*EXERCISE INSTRUCTIONS*:
Lines containing the word "natürlichen" should be extracted in full.

*MATERIAL PROVIDED*:
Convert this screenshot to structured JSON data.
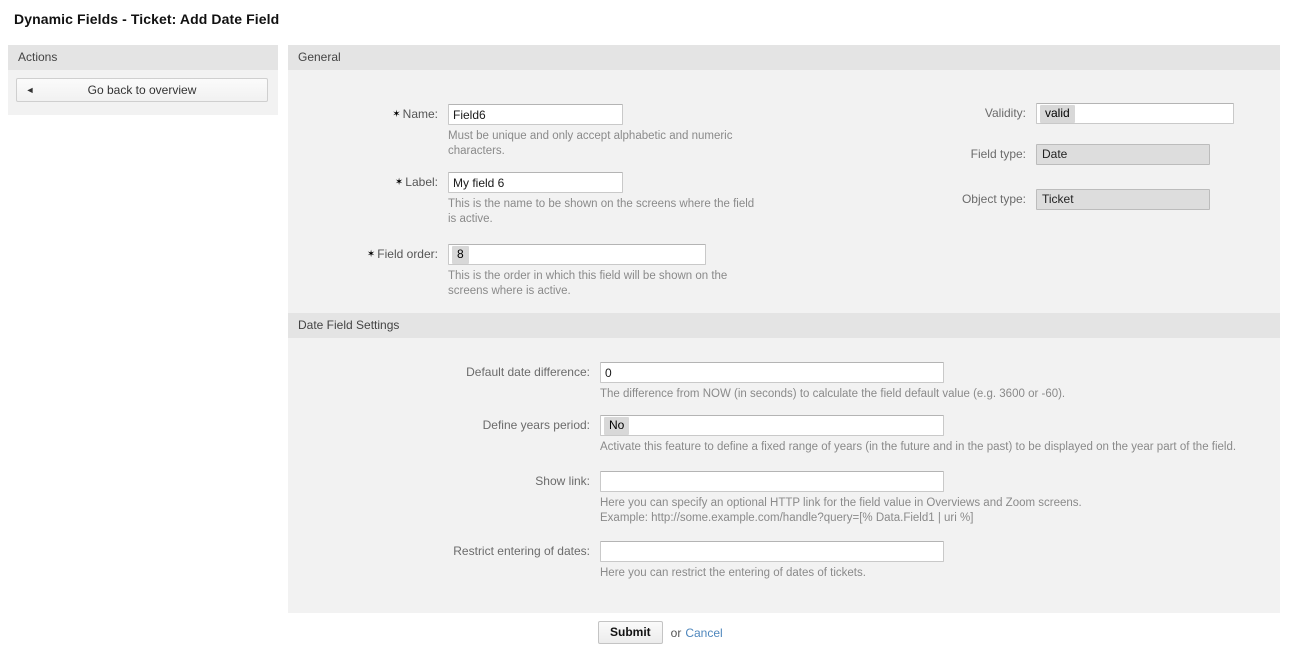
{
  "page": {
    "title": "Dynamic Fields - Ticket: Add Date Field"
  },
  "actions": {
    "header": "Actions",
    "back_button": {
      "label": "Go back to overview",
      "arrow_glyph": "◄"
    }
  },
  "general": {
    "header": "General",
    "fields": {
      "name": {
        "label": "Name:",
        "required_marker": "✶",
        "value": "Field6",
        "help": "Must be unique and only accept alphabetic and numeric\ncharacters."
      },
      "label": {
        "label": "Label:",
        "required_marker": "✶",
        "value": "My field 6",
        "help": "This is the name to be shown on the screens where the field\nis active."
      },
      "field_order": {
        "label": "Field order:",
        "required_marker": "✶",
        "value": "8",
        "help": "This is the order in which this field will be shown on the\nscreens where is active."
      },
      "validity": {
        "label": "Validity:",
        "value": "valid"
      },
      "field_type": {
        "label": "Field type:",
        "value": "Date"
      },
      "object_type": {
        "label": "Object type:",
        "value": "Ticket"
      }
    }
  },
  "date_settings": {
    "header": "Date Field Settings",
    "fields": {
      "default_date_difference": {
        "label": "Default date difference:",
        "value": "0",
        "help": "The difference from NOW (in seconds) to calculate the field default value (e.g. 3600 or -60)."
      },
      "define_years_period": {
        "label": "Define years period:",
        "value": "No",
        "help": "Activate this feature to define a fixed range of years (in the future and in the past) to be displayed on the year part of the field."
      },
      "show_link": {
        "label": "Show link:",
        "value": "",
        "placeholder": "",
        "help": "Here you can specify an optional HTTP link for the field value in Overviews and Zoom screens.\nExample: http://some.example.com/handle?query=[% Data.Field1 | uri %]"
      },
      "restrict_entering_of_dates": {
        "label": "Restrict entering of dates:",
        "value": "",
        "placeholder": "",
        "help": "Here you can restrict the entering of dates of tickets."
      }
    }
  },
  "footer": {
    "submit_label": "Submit",
    "or_text": "or",
    "cancel_label": "Cancel"
  },
  "colors": {
    "panel_header": "#e4e4e4",
    "panel_body": "#f2f2f2",
    "link": "#4f87bd",
    "help_text": "#8a8a8a"
  }
}
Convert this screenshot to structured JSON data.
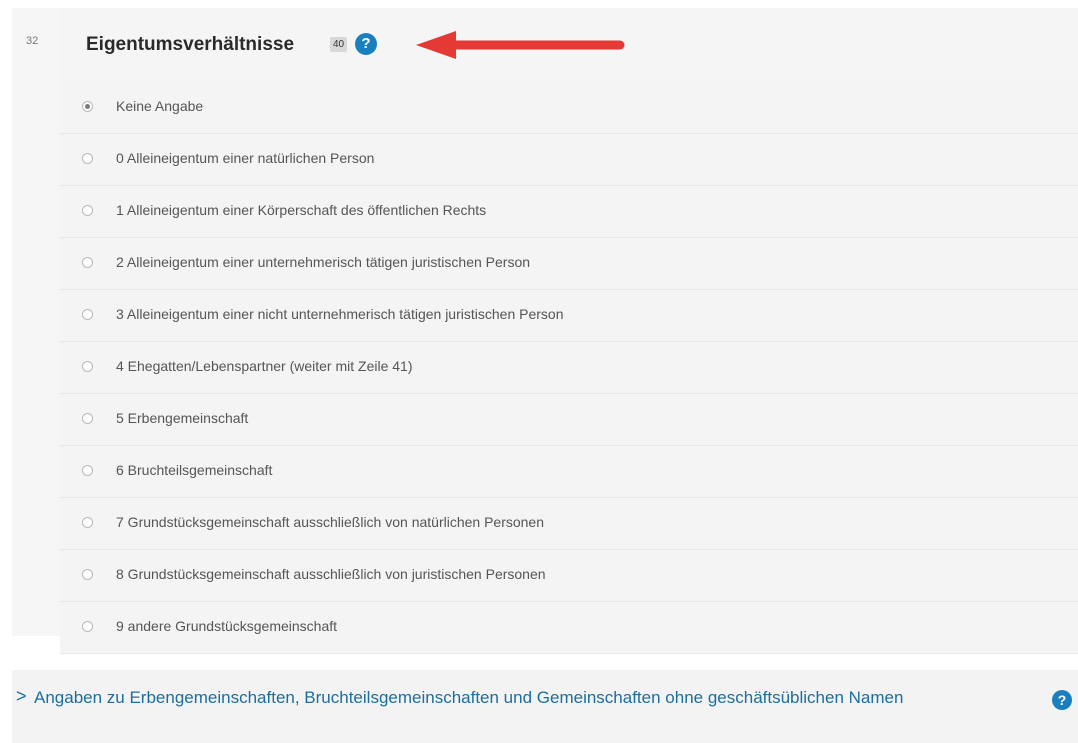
{
  "question": {
    "line_number": "32",
    "title": "Eigentumsverhältnisse",
    "badge": "40",
    "help_glyph": "?",
    "annotation_color": "#e53935",
    "options": [
      {
        "label": "Keine Angabe",
        "checked": true
      },
      {
        "label": "0 Alleineigentum einer natürlichen Person",
        "checked": false
      },
      {
        "label": "1 Alleineigentum einer Körperschaft des öffentlichen Rechts",
        "checked": false
      },
      {
        "label": "2 Alleineigentum einer unternehmerisch tätigen juristischen Person",
        "checked": false
      },
      {
        "label": "3 Alleineigentum einer nicht unternehmerisch tätigen juristischen Person",
        "checked": false
      },
      {
        "label": "4 Ehegatten/Lebenspartner (weiter mit Zeile 41)",
        "checked": false
      },
      {
        "label": "5 Erbengemeinschaft",
        "checked": false
      },
      {
        "label": "6 Bruchteilsgemeinschaft",
        "checked": false
      },
      {
        "label": "7 Grundstücksgemeinschaft ausschließlich von natürlichen Personen",
        "checked": false
      },
      {
        "label": "8 Grundstücksgemeinschaft ausschließlich von juristischen Personen",
        "checked": false
      },
      {
        "label": "9 andere Grundstücksgemeinschaft",
        "checked": false
      }
    ]
  },
  "section": {
    "chevron": ">",
    "title": "Angaben zu Erbengemeinschaften, Bruchteilsgemeinschaften und Gemeinschaften ohne geschäftsüblichen Namen",
    "help_glyph": "?",
    "accent_color": "#1a6f9e"
  }
}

*TASK SOLUTION*:
        "label": "0 Alleineigentum einer natürlichen Person",
        "label": "7 Grundstücksgemeinschaft ausschließlich von natürlichen Personen",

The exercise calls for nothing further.